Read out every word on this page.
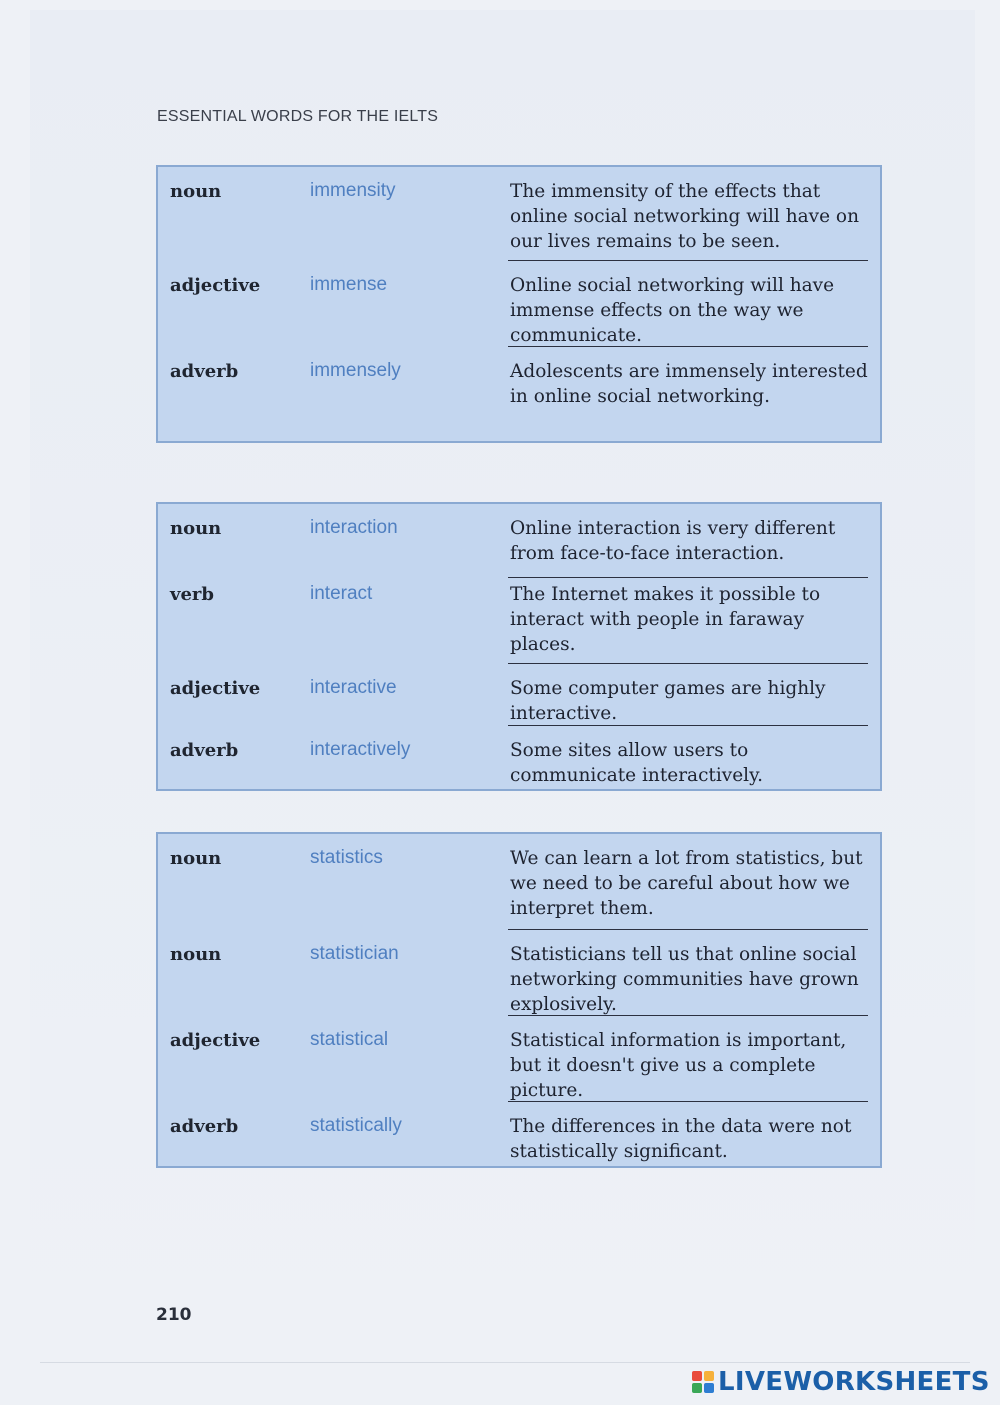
ESSENTIAL WORDS FOR THE IELTS
noun	immensity	The immensity of the effects that online social networking will have on our lives remains to be seen.
adjective	immense	Online social networking will have immense effects on the way we communicate.
adverb	immensely	Adolescents are immensely interested in online social networking.
noun	interaction	Online interaction is very different from face-to-face interaction.
verb	interact	The Internet makes it possible to interact with people in faraway places.
adjective	interactive	Some computer games are highly interactive.
adverb	interactively	Some sites allow users to communicate interactively.
noun	statistics	We can learn a lot from statistics, but we need to be careful about how we interpret them.
noun	statistician	Statisticians tell us that online social networking communities have grown explosively.
adjective	statistical	Statistical information is important, but it doesn't give us a complete picture.
adverb	statistically	The differences in the data were not statistically significant.
210
LIVEWORKSHEETS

--------------------

Across the records, count the lines holding the string "that". Give the number and stop.

2